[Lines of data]

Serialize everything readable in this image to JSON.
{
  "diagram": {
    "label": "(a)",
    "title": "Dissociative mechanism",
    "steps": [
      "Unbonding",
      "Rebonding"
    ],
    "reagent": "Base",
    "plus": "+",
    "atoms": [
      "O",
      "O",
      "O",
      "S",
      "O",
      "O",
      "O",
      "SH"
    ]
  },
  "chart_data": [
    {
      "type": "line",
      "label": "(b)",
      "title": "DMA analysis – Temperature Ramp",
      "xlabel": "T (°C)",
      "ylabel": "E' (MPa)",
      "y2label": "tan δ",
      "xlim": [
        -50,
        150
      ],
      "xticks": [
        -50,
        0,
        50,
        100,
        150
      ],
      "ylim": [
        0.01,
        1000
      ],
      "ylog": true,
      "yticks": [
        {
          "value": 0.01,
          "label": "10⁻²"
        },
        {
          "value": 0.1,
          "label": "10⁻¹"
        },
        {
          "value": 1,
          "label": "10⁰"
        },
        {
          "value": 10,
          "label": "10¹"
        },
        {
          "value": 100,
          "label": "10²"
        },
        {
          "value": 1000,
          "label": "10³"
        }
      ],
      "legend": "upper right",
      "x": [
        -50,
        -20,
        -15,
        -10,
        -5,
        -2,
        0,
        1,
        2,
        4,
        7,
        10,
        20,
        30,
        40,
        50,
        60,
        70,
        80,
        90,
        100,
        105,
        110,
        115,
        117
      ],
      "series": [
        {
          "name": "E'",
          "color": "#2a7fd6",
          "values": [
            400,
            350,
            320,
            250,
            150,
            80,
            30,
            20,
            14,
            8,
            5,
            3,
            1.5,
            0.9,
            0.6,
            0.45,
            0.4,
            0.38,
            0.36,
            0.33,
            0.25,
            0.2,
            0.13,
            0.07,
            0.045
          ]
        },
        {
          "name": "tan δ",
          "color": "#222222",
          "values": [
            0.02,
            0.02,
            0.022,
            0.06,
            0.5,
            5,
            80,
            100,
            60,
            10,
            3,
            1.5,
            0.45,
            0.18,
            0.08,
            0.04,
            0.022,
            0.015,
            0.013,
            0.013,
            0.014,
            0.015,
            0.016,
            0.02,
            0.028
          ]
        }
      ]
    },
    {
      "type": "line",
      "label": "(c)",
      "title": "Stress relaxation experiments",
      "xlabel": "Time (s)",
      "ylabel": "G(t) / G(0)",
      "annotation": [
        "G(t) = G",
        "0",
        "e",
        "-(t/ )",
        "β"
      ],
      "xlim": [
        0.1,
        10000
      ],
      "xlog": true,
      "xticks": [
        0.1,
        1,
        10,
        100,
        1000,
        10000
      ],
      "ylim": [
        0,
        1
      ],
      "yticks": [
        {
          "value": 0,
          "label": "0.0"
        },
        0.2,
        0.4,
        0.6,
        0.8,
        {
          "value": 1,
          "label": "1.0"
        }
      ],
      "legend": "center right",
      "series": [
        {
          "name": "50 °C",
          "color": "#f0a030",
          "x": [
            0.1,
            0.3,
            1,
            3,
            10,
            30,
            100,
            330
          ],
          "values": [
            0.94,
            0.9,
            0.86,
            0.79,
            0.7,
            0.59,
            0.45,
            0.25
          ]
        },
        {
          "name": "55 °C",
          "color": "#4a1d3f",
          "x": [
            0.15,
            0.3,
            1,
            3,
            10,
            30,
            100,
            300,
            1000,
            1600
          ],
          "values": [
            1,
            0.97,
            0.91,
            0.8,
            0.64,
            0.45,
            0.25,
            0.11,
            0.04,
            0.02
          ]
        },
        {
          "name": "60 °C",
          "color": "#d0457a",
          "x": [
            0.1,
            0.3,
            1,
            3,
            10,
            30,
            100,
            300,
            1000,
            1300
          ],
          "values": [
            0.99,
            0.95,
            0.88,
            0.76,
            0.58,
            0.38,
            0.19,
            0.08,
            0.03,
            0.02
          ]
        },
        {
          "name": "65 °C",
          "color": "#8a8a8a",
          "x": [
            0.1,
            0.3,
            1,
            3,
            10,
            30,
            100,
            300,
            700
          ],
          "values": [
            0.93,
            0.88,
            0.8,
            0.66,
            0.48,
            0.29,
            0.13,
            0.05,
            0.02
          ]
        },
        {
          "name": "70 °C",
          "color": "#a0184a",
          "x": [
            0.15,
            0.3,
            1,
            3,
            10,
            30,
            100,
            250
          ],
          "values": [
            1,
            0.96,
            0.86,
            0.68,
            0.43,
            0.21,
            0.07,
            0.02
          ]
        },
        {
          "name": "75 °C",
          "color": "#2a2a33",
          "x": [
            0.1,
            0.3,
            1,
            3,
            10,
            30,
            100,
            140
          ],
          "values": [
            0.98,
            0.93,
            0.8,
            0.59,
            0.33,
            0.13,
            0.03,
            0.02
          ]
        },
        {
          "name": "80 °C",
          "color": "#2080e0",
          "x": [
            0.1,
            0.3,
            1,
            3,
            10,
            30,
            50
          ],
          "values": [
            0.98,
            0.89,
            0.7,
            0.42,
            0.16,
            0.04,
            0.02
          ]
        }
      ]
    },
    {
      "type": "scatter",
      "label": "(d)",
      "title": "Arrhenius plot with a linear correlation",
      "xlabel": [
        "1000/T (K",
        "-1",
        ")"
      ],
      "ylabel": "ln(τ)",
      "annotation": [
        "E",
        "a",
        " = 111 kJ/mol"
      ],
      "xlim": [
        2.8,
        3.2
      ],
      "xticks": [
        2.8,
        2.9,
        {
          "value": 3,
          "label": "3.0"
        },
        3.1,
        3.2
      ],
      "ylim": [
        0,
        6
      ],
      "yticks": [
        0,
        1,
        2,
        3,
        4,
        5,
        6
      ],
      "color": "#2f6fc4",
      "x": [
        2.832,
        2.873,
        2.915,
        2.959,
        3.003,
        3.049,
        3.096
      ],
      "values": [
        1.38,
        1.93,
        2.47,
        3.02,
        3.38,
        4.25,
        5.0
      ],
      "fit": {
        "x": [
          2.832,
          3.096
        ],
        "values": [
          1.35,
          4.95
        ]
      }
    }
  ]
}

■ The problem ■
Look for the word "color" and return every line where it occurs.

■ Task response ■
          "color": "#2a7fd6",
          "color": "#222222",
          "color": "#f0a030",
          "color": "#4a1d3f",
          "color": "#d0457a",
          "color": "#8a8a8a",
          "color": "#a0184a",
          "color": "#2a2a33",
          "color": "#2080e0",
      "color": "#2f6fc4",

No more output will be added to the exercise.